__What you will do__: Transcribe the records below exactly as they appear.

[Data entries]
(begin)
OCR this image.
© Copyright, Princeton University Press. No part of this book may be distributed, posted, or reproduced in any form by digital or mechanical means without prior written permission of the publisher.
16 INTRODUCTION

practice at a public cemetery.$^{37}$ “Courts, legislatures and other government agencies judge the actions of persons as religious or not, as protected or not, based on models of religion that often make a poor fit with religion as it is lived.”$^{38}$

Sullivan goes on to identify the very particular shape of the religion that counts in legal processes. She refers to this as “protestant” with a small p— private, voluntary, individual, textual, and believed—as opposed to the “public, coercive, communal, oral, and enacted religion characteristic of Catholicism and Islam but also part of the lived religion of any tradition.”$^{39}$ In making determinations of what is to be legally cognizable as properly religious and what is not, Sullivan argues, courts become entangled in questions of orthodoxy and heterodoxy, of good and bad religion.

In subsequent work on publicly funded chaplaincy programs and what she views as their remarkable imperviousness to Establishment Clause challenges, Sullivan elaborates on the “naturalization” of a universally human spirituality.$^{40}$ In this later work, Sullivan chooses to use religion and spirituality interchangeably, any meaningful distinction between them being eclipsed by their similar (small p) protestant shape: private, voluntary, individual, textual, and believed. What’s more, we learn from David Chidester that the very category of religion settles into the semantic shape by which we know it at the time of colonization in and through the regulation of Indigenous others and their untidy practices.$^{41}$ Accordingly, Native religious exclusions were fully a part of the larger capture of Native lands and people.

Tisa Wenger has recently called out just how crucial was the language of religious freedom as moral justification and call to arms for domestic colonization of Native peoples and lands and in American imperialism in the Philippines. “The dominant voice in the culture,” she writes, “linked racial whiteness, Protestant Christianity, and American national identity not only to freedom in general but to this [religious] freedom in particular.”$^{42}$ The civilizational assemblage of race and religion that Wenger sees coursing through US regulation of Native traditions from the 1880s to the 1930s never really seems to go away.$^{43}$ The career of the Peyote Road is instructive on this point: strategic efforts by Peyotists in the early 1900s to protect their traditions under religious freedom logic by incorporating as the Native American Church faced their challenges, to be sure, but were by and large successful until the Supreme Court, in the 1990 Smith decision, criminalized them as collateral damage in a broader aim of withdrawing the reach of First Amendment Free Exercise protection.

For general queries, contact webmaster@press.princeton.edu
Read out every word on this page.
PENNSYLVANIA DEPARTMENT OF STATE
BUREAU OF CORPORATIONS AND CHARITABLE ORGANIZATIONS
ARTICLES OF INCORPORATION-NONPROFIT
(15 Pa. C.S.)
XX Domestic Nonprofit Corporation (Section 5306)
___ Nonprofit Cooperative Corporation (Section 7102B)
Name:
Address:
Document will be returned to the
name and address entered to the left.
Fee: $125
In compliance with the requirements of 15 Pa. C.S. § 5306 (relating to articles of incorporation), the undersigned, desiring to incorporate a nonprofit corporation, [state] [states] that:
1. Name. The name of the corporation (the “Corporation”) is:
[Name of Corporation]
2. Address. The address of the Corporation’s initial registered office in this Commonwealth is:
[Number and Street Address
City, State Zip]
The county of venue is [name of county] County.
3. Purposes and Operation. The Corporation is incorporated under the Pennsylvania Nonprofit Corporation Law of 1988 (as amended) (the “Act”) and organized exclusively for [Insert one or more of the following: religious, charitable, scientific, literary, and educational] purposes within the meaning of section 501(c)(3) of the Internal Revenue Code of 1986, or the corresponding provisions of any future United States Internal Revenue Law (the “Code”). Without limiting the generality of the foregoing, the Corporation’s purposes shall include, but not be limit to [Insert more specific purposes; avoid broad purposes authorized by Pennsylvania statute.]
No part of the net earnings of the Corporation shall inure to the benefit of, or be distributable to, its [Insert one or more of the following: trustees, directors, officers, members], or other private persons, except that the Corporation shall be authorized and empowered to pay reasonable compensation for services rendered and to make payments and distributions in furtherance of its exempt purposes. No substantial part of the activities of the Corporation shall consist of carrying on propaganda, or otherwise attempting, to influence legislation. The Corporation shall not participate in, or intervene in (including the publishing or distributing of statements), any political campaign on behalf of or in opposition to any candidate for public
(end)
__The solution__:
OCR this image.
© Copyright, Princeton University Press. No part of this book may be distributed, posted, or reproduced in any form by digital or mechanical means without prior written permission of the publisher.
16 INTRODUCTION

practice at a public cemetery.$^{37}$ “Courts, legislatures and other government agencies judge the actions of persons as religious or not, as protected or not, based on models of religion that often make a poor fit with religion as it is lived.”$^{38}$

Sullivan goes on to identify the very particular shape of the religion that counts in legal processes. She refers to this as “protestant” with a small p— private, voluntary, individual, textual, and believed—as opposed to the “public, coercive, communal, oral, and enacted religion characteristic of Catholicism and Islam but also part of the lived religion of any tradition.”$^{39}$ In making determinations of what is to be legally cognizable as properly religious and what is not, Sullivan argues, courts become entangled in questions of orthodoxy and heterodoxy, of good and bad religion.

In subsequent work on publicly funded chaplaincy programs and what she views as their remarkable imperviousness to Establishment Clause challenges, Sullivan elaborates on the “naturalization” of a universally human spirituality.$^{40}$ In this later work, Sullivan chooses to use religion and spirituality interchangeably, any meaningful distinction between them being eclipsed by their similar (small p) protestant shape: private, voluntary, individual, textual, and believed. What’s more, we learn from David Chidester that the very category of religion settles into the semantic shape by which we know it at the time of colonization in and through the regulation of Indigenous others and their untidy practices.$^{41}$ Accordingly, Native religious exclusions were fully a part of the larger capture of Native lands and people.

Tisa Wenger has recently called out just how crucial was the language of religious freedom as moral justification and call to arms for domestic colonization of Native peoples and lands and in American imperialism in the Philippines. “The dominant voice in the culture,” she writes, “linked racial whiteness, Protestant Christianity, and American national identity not only to freedom in general but to this [religious] freedom in particular.”$^{42}$ The civilizational assemblage of race and religion that Wenger sees coursing through US regulation of Native traditions from the 1880s to the 1930s never really seems to go away.$^{43}$ The career of the Peyote Road is instructive on this point: strategic efforts by Peyotists in the early 1900s to protect their traditions under religious freedom logic by incorporating as the Native American Church faced their challenges, to be sure, but were by and large successful until the Supreme Court, in the 1990 Smith decision, criminalized them as collateral damage in a broader aim of withdrawing the reach of First Amendment Free Exercise protection.

For general queries, contact webmaster@press.princeton.edu
Read out every word on this page.
PENNSYLVANIA DEPARTMENT OF STATE
BUREAU OF CORPORATIONS AND CHARITABLE ORGANIZATIONS
ARTICLES OF INCORPORATION-NONPROFIT
(15 Pa. C.S.)
XX Domestic Nonprofit Corporation (Section 5306)
___ Nonprofit Cooperative Corporation (Section 7102B)
Name:
Address:
Document will be returned to the
name and address entered to the left.
Fee: $125
In compliance with the requirements of 15 Pa. C.S. § 5306 (relating to articles of incorporation), the undersigned, desiring to incorporate a nonprofit corporation, [state] [states] that:
1. Name. The name of the corporation (the “Corporation”) is:
[Name of Corporation]
2. Address. The address of the Corporation’s initial registered office in this Commonwealth is:
[Number and Street Address
City, State Zip]
The county of venue is [name of county] County.
3. Purposes and Operation. The Corporation is incorporated under the Pennsylvania Nonprofit Corporation Law of 1988 (as amended) (the “Act”) and organized exclusively for [Insert one or more of the following: religious, charitable, scientific, literary, and educational] purposes within the meaning of section 501(c)(3) of the Internal Revenue Code of 1986, or the corresponding provisions of any future United States Internal Revenue Law (the “Code”). Without limiting the generality of the foregoing, the Corporation’s purposes shall include, but not be limit to [Insert more specific purposes; avoid broad purposes authorized by Pennsylvania statute.]
No part of the net earnings of the Corporation shall inure to the benefit of, or be distributable to, its [Insert one or more of the following: trustees, directors, officers, members], or other private persons, except that the Corporation shall be authorized and empowered to pay reasonable compensation for services rendered and to make payments and distributions in furtherance of its exempt purposes. No substantial part of the activities of the Corporation shall consist of carrying on propaganda, or otherwise attempting, to influence legislation. The Corporation shall not participate in, or intervene in (including the publishing or distributing of statements), any political campaign on behalf of or in opposition to any candidate for public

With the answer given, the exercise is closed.